**Aim of the task:** Every entry below must be repeated exactly; skip the pictures.
* * * * * * *
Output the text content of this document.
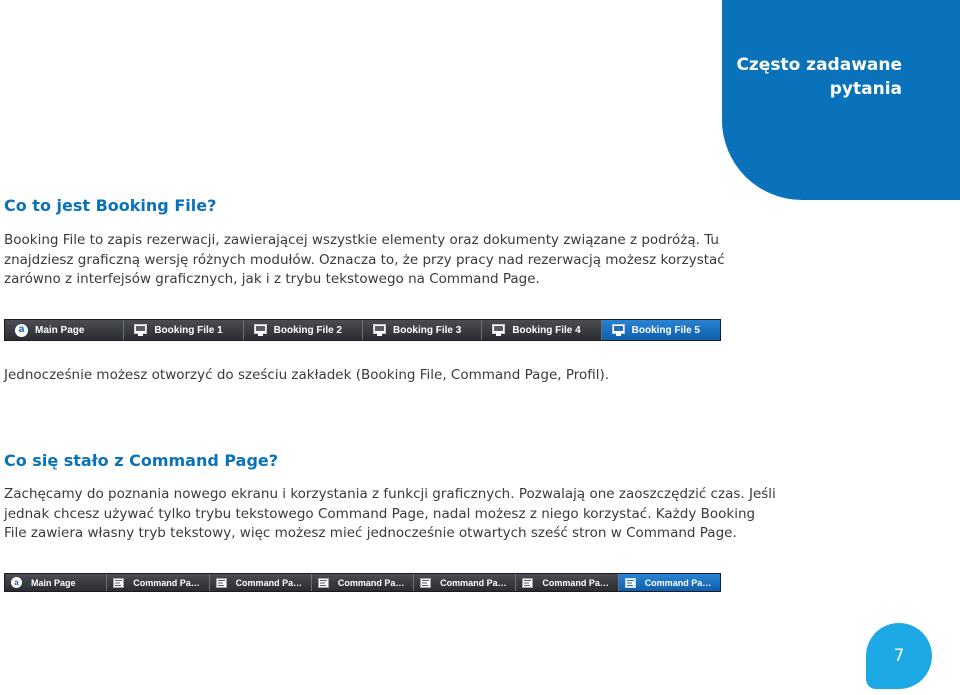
Często zadawane
pytania
Co to jest Booking File?

Booking File to zapis rezerwacji, zawierającej wszystkie elementy oraz dokumenty związane z podróżą. Tu
znajdziesz graficzną wersję różnych modułów. Oznacza to, że przy pracy nad rezerwacją możesz korzystać
zarówno z interfejsów graficznych, jak i z trybu tekstowego na Command Page.

a	Main Page	Booking File 1	Booking File 2	Booking File 3	Booking File 4	Booking File 5

Jednocześnie możesz otworzyć do sześciu zakładek (Booking File, Command Page, Profil).

Co się stało z Command Page?

Zachęcamy do poznania nowego ekranu i korzystania z funkcji graficznych. Pozwalają one zaoszczędzić czas. Jeśli
jednak chcesz używać tylko trybu tekstowego Command Page, nadal możesz z niego korzystać. Każdy Booking
File zawiera własny tryb tekstowy, więc możesz mieć jednocześnie otwartych sześć stron w Command Page.

a	Main Page	Command Pa…	Command Pa…	Command Pa…	Command Pa…	Command Pa…	Command Pa…
7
* * * * * * *
**Answer to the task:**
Output the text content of this document.
Często zadawane
pytania
Co to jest Booking File?

Booking File to zapis rezerwacji, zawierającej wszystkie elementy oraz dokumenty związane z podróżą. Tu
znajdziesz graficzną wersję różnych modułów. Oznacza to, że przy pracy nad rezerwacją możesz korzystać
zarówno z interfejsów graficznych, jak i z trybu tekstowego na Command Page.

a	Main Page	Booking File 1	Booking File 2	Booking File 3	Booking File 4	Booking File 5

Jednocześnie możesz otworzyć do sześciu zakładek (Booking File, Command Page, Profil).

Co się stało z Command Page?

Zachęcamy do poznania nowego ekranu i korzystania z funkcji graficznych. Pozwalają one zaoszczędzić czas. Jeśli
jednak chcesz używać tylko trybu tekstowego Command Page, nadal możesz z niego korzystać. Każdy Booking
File zawiera własny tryb tekstowy, więc możesz mieć jednocześnie otwartych sześć stron w Command Page.

a	Main Page	Command Pa…	Command Pa…	Command Pa…	Command Pa…	Command Pa…	Command Pa…
7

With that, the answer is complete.